## Begin RECORDS SHOWN

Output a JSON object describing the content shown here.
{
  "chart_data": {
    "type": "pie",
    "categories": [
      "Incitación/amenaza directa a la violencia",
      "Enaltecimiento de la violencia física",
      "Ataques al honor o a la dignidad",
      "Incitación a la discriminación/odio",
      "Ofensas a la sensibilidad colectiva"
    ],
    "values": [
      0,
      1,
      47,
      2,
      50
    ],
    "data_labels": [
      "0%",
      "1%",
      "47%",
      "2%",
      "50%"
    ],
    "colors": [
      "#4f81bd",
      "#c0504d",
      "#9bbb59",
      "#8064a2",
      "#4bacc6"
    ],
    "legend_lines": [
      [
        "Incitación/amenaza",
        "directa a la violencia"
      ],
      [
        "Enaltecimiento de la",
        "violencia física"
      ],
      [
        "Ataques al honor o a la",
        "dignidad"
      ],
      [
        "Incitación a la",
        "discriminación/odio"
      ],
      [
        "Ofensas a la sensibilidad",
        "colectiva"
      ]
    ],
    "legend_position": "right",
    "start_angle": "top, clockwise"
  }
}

## End RECORDS SHOWN
## Begin RECORDS SHOWN

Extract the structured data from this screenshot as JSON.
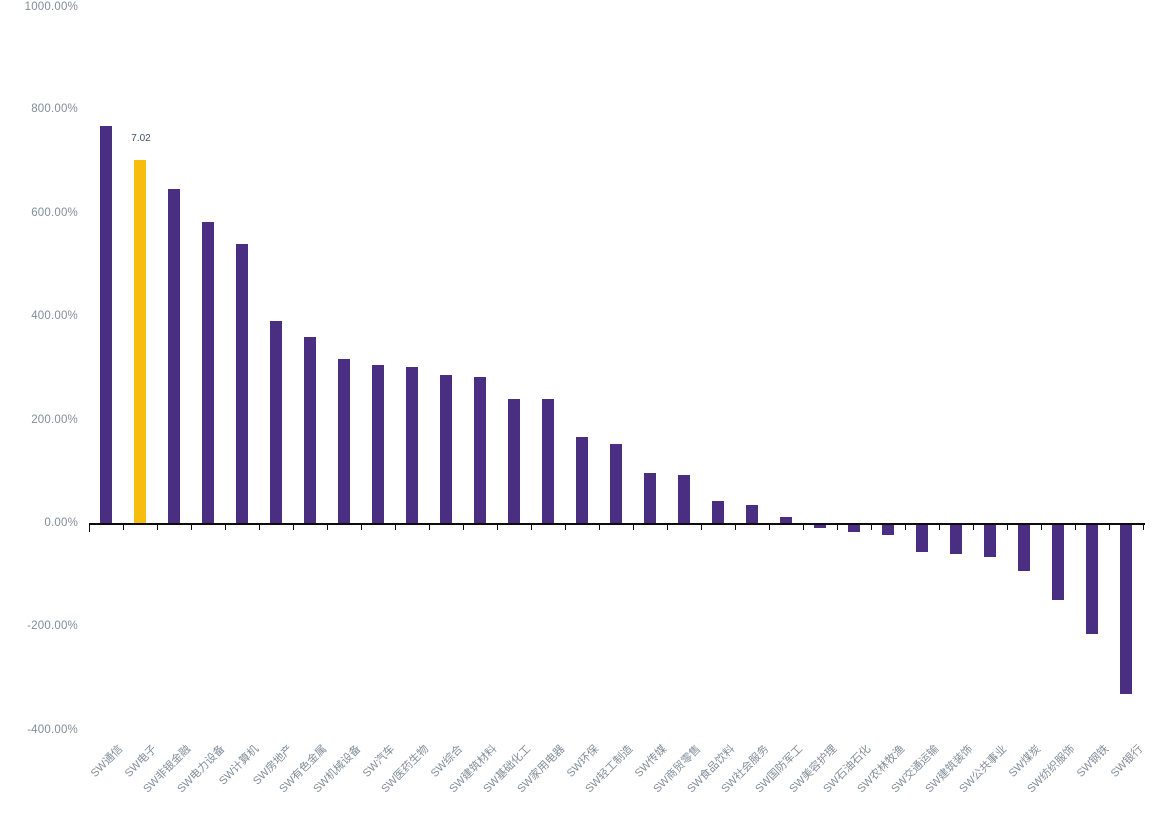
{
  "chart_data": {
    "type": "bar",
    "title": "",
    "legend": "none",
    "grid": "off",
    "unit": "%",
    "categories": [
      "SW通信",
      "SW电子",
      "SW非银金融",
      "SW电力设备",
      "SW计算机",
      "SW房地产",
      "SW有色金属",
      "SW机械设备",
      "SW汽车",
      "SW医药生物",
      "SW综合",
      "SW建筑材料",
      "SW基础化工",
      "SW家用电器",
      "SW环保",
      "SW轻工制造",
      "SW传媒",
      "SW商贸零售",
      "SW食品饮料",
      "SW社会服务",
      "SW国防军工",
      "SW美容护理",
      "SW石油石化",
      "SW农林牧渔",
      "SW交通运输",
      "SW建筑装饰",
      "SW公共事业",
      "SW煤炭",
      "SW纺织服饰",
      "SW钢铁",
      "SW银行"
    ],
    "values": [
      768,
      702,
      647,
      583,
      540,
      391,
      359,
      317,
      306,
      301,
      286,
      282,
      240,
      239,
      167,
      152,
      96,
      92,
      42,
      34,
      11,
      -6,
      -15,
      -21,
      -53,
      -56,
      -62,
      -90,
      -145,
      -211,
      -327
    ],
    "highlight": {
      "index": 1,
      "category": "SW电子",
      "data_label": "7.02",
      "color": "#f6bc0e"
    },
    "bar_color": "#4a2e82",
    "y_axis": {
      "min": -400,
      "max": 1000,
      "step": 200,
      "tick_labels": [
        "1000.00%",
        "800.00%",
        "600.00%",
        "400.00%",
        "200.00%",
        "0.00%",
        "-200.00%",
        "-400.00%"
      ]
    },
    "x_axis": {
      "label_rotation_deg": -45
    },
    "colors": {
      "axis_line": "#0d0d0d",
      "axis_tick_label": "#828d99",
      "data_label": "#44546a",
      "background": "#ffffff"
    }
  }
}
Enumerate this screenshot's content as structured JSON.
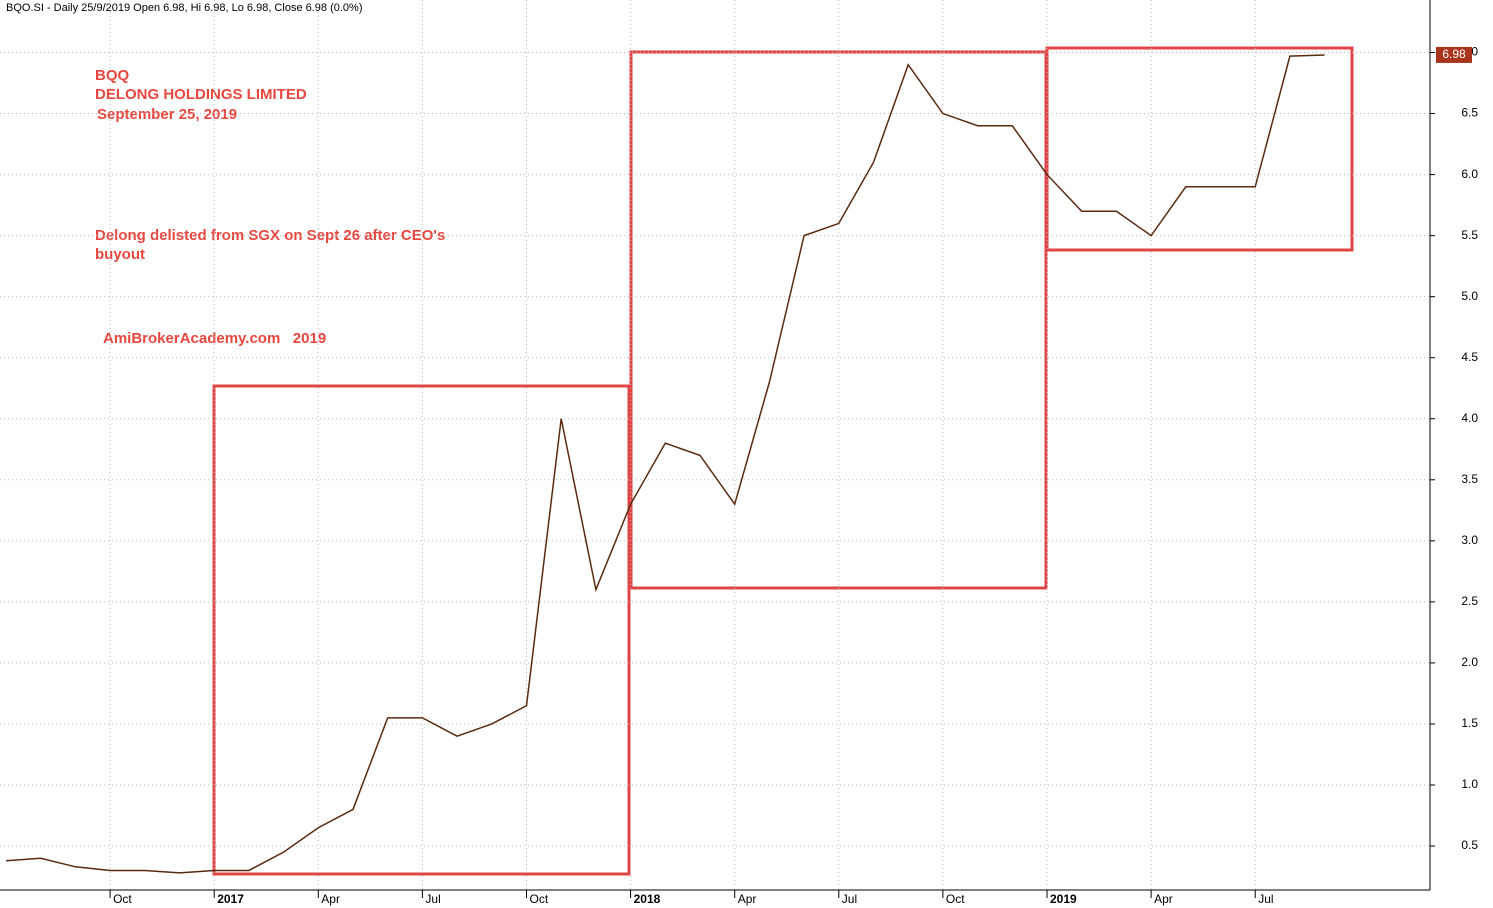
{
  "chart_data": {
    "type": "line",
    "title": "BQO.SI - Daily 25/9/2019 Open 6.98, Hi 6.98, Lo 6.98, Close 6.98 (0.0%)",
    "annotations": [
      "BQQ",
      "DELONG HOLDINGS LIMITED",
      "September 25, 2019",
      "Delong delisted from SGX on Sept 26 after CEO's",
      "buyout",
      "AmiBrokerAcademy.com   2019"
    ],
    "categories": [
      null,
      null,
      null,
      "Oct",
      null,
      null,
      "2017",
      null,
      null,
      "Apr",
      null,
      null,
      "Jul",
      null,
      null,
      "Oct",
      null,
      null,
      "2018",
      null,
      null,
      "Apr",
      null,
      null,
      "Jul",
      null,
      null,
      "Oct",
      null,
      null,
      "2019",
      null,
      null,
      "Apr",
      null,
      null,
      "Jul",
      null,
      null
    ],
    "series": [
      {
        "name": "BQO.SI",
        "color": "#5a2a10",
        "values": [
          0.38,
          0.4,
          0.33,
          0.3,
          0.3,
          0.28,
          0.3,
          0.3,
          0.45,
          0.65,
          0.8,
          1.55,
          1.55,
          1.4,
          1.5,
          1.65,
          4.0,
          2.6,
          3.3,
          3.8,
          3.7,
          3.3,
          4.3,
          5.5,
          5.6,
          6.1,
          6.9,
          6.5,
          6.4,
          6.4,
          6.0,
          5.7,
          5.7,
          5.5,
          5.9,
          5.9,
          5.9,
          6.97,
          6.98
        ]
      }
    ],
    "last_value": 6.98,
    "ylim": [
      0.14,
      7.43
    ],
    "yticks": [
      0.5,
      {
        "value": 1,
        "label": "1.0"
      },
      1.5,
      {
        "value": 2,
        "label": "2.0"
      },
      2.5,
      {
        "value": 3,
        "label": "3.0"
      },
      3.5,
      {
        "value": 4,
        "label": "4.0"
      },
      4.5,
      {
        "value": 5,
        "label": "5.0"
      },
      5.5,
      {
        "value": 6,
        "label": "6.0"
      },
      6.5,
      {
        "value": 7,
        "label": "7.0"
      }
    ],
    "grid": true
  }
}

## End RECORDS SHOWN
## Begin RECORDS SHOWN

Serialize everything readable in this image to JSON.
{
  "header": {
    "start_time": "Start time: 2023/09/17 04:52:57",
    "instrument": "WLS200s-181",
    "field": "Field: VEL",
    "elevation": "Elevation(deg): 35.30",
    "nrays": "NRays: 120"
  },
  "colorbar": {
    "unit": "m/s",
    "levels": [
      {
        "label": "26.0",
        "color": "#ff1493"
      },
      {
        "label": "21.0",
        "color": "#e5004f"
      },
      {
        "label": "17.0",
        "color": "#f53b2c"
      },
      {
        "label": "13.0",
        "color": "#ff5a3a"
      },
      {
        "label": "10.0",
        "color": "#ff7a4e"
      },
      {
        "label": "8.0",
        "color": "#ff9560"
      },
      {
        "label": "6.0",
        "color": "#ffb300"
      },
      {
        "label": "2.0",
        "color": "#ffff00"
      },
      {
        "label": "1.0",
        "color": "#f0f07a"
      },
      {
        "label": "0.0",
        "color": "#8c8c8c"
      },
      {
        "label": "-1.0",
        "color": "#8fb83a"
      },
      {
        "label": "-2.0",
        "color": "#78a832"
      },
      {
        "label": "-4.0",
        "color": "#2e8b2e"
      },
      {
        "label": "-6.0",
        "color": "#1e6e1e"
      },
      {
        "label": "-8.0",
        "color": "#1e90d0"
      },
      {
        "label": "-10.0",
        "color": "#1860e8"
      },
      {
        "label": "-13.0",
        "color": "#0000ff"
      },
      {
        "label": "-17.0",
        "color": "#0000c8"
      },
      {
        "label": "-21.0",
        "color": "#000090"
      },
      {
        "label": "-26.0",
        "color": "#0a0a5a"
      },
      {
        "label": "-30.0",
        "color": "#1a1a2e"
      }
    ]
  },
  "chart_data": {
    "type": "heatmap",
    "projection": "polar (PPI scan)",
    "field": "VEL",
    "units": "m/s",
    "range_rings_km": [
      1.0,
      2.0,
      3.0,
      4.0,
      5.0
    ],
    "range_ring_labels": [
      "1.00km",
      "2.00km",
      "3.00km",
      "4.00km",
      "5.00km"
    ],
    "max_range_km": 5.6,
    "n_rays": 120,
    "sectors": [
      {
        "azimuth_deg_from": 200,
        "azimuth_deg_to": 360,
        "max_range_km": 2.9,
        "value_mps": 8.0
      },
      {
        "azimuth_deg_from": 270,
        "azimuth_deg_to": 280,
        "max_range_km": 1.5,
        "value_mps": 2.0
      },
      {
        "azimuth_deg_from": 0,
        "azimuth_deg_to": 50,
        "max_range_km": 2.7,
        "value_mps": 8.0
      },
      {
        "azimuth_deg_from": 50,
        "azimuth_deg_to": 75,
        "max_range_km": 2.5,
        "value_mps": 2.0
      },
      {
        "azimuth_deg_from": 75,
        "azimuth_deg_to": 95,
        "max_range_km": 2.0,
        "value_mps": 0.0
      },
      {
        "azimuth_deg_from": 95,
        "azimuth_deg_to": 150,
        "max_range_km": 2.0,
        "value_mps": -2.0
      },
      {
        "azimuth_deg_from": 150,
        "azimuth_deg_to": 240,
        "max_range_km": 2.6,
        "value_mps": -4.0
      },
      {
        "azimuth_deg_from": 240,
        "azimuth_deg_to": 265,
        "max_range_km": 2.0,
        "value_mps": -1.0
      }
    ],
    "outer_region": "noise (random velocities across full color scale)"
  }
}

## End RECORDS SHOWN

▸ WORK REQUIRED
Report how many lines above hold the string "directa", giving nothing but the number.

▸ RESPONSE TO THIS TASK
2